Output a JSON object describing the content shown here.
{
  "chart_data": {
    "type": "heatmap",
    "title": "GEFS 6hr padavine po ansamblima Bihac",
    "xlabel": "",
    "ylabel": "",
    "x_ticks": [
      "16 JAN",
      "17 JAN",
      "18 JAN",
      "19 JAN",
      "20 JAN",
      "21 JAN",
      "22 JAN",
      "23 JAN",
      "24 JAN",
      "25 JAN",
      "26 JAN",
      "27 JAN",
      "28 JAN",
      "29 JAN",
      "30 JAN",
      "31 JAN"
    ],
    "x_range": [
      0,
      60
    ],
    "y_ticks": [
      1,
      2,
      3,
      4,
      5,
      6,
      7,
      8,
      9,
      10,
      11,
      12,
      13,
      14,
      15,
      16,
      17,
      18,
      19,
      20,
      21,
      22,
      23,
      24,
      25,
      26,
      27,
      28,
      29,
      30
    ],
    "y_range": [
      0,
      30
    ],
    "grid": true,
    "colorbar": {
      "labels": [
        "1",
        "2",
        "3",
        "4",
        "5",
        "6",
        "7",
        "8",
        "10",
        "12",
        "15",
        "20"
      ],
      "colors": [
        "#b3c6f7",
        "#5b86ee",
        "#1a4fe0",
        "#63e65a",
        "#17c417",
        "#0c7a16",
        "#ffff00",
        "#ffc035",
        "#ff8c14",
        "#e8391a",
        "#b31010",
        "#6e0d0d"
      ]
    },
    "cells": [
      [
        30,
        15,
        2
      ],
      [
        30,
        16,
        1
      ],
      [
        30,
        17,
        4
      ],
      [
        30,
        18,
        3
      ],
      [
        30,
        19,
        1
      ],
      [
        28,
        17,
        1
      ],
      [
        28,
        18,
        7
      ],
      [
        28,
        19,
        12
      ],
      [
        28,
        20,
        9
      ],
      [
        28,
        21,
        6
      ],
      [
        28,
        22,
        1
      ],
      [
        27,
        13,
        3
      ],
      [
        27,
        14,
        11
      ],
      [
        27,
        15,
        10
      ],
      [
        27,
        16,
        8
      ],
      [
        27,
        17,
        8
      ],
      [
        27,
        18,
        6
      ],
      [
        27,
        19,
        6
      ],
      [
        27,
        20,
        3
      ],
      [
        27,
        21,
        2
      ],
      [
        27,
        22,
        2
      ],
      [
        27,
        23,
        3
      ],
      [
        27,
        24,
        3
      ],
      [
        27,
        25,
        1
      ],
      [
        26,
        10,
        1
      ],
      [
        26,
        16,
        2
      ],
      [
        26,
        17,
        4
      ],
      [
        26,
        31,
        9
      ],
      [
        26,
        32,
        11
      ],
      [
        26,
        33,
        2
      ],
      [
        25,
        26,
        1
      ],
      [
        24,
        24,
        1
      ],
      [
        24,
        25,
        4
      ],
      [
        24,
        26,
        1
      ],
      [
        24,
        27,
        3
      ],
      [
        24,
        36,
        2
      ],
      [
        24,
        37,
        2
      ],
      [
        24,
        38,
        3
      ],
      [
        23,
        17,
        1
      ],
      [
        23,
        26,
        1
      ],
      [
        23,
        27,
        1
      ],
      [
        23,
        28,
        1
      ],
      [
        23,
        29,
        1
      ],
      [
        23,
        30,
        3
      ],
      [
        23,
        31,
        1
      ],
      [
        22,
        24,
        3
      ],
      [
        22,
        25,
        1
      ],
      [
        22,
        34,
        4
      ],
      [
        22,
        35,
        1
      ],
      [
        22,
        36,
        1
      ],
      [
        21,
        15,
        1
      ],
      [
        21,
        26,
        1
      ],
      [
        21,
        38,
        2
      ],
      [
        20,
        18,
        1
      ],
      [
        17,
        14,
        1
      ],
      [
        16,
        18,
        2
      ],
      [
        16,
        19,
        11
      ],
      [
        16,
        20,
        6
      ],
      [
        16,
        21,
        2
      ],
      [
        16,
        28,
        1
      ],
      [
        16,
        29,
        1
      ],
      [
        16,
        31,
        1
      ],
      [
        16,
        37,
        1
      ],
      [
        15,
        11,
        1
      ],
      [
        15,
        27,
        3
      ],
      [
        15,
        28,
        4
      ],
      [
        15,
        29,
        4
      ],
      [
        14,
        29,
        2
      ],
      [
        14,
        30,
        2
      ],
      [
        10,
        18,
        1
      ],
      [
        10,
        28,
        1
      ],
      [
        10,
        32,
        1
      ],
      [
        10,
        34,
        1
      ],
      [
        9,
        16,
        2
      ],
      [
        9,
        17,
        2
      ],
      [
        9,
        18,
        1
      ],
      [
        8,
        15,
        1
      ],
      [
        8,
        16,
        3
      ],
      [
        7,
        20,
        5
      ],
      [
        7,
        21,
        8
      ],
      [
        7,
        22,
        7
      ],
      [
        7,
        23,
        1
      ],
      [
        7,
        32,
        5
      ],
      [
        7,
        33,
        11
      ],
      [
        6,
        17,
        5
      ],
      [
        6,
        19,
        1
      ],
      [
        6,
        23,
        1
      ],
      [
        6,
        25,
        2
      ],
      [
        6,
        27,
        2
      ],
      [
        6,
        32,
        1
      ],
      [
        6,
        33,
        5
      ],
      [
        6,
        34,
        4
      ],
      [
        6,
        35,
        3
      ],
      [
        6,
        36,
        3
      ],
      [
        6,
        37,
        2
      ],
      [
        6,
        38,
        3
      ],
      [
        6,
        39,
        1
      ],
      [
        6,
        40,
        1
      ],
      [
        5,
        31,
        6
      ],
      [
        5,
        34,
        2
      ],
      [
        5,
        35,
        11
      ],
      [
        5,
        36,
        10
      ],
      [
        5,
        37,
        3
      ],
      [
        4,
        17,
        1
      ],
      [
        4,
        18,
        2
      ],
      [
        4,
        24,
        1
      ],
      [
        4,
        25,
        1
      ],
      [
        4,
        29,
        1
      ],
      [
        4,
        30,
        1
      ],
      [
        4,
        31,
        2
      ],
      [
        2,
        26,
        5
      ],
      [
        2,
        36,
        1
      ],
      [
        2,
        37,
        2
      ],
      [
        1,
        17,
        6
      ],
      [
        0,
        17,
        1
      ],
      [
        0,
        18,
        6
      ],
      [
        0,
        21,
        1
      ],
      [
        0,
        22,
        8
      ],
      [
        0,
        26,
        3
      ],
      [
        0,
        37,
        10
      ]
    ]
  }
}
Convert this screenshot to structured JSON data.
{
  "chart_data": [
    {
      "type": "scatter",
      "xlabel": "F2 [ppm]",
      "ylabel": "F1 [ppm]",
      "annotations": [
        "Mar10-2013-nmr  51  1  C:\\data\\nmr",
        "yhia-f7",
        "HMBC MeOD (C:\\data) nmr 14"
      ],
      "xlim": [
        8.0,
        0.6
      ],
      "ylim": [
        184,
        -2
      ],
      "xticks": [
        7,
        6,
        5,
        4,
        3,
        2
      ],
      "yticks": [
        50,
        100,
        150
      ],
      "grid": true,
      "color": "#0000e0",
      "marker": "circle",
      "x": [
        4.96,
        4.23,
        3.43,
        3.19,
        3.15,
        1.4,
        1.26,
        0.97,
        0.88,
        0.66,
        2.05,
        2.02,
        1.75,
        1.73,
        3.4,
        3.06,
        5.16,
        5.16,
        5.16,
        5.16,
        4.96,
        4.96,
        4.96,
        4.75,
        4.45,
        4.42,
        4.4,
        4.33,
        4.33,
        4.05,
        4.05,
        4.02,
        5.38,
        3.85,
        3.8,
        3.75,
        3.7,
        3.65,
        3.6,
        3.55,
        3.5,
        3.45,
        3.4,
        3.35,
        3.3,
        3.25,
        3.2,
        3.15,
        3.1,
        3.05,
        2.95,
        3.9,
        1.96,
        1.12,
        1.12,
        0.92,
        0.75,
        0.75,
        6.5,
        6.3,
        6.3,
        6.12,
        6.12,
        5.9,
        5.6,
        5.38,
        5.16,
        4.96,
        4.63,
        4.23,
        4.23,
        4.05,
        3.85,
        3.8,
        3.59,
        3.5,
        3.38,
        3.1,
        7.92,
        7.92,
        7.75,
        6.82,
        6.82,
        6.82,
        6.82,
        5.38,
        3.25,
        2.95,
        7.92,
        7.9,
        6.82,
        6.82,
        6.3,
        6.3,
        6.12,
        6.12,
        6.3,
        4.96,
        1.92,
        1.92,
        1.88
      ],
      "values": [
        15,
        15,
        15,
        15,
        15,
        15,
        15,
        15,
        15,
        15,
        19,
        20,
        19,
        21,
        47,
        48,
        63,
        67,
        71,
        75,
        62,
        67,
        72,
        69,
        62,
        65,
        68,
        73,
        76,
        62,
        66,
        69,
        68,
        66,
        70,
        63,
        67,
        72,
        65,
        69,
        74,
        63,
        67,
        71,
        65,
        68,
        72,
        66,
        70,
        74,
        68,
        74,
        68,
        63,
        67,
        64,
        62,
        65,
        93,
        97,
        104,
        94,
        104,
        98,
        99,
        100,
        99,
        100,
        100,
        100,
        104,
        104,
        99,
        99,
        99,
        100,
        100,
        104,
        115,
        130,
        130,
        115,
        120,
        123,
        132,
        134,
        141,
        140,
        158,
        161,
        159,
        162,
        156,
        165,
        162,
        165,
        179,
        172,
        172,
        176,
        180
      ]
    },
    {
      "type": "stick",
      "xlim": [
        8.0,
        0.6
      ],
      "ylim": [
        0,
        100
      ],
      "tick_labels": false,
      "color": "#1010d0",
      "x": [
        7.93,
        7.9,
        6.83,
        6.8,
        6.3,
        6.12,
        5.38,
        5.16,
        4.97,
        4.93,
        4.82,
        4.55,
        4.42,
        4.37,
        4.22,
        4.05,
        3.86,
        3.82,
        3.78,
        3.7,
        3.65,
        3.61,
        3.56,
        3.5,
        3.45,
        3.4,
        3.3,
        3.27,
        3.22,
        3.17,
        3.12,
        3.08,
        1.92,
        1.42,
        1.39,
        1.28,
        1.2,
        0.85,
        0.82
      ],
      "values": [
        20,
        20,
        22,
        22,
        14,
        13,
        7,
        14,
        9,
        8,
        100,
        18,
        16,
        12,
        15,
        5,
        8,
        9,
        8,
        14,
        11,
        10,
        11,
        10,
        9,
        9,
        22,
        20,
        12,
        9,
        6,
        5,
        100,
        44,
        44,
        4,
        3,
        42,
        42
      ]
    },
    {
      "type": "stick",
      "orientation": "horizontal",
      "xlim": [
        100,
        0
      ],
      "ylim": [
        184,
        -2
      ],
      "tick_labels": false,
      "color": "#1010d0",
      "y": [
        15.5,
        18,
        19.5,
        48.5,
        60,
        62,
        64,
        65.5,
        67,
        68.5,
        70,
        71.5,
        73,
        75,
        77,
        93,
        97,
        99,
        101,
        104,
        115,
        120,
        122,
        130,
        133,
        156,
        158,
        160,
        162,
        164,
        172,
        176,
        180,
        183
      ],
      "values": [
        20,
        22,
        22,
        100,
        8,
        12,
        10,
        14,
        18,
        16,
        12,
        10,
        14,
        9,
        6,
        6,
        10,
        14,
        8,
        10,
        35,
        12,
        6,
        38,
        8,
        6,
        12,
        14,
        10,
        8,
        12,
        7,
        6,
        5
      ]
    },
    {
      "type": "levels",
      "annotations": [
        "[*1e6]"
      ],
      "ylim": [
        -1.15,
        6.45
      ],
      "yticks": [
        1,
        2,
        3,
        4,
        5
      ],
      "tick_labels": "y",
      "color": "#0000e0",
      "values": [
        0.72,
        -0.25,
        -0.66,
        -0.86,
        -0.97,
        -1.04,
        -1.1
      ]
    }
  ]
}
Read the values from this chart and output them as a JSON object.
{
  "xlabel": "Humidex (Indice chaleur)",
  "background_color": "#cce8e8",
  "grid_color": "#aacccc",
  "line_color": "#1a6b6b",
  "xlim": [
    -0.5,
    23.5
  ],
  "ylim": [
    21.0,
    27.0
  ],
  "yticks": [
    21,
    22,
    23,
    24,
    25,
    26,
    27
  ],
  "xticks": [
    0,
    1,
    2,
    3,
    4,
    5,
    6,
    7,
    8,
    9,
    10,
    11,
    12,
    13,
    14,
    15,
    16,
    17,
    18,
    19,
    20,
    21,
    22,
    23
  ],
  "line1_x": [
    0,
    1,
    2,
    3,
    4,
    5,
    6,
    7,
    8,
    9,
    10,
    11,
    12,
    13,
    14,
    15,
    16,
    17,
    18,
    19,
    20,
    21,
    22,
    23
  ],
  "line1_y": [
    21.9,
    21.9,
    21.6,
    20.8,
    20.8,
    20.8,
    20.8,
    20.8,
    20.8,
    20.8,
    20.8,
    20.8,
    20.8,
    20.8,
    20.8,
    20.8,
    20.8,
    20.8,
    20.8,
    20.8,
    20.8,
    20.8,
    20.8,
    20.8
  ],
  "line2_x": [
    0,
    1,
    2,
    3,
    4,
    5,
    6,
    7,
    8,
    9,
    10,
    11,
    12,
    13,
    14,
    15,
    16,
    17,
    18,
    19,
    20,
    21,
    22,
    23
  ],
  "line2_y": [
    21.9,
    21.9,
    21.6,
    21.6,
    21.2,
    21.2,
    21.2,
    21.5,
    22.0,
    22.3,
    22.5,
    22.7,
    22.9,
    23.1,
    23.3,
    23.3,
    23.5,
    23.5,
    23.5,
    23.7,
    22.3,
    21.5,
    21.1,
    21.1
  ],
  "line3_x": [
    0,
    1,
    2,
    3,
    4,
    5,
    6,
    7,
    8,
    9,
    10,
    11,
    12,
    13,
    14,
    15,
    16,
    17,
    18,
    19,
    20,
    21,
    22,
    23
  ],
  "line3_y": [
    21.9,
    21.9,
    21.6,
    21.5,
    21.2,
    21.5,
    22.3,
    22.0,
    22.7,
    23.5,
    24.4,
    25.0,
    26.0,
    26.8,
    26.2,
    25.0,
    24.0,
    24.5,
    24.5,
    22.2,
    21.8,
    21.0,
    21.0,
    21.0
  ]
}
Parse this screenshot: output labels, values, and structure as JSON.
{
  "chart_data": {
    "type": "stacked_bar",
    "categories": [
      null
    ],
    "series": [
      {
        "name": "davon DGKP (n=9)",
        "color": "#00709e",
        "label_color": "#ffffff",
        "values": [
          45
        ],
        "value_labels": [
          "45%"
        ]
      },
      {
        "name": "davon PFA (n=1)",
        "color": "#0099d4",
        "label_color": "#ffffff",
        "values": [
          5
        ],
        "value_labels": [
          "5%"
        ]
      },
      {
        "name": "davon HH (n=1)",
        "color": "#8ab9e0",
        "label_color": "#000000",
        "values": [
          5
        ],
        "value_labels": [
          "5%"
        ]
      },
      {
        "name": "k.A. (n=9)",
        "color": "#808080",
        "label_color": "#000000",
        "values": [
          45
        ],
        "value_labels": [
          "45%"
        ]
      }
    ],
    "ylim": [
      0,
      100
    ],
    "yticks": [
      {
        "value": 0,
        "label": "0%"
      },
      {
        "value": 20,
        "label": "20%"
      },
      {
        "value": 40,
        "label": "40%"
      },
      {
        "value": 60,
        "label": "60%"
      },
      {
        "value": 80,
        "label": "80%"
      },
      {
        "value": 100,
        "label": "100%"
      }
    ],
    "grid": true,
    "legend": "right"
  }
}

§

* _CHALLENGE_:
Would you quote, exactly and only, the lines from the one containing "Parse this screenshot: output" to the end of the entries?

* _TASK RESULT_:
Parse this screenshot: output labels, values, and structure as JSON.
{
  "chart_data": {
    "type": "stacked_bar",
    "categories": [
      null
    ],
    "series": [
      {
        "name": "davon DGKP (n=9)",
        "color": "#00709e",
        "label_color": "#ffffff",
        "values": [
          45
        ],
        "value_labels": [
          "45%"
        ]
      },
      {
        "name": "davon PFA (n=1)",
        "color": "#0099d4",
        "label_color": "#ffffff",
        "values": [
          5
        ],
        "value_labels": [
          "5%"
        ]
      },
      {
        "name": "davon HH (n=1)",
        "color": "#8ab9e0",
        "label_color": "#000000",
        "values": [
          5
        ],
        "value_labels": [
          "5%"
        ]
      },
      {
        "name": "k.A. (n=9)",
        "color": "#808080",
        "label_color": "#000000",
        "values": [
          45
        ],
        "value_labels": [
          "45%"
        ]
      }
    ],
    "ylim": [
      0,
      100
    ],
    "yticks": [
      {
        "value": 0,
        "label": "0%"
      },
      {
        "value": 20,
        "label": "20%"
      },
      {
        "value": 40,
        "label": "40%"
      },
      {
        "value": 60,
        "label": "60%"
      },
      {
        "value": 80,
        "label": "80%"
      },
      {
        "value": 100,
        "label": "100%"
      }
    ],
    "grid": true,
    "legend": "right"
  }
}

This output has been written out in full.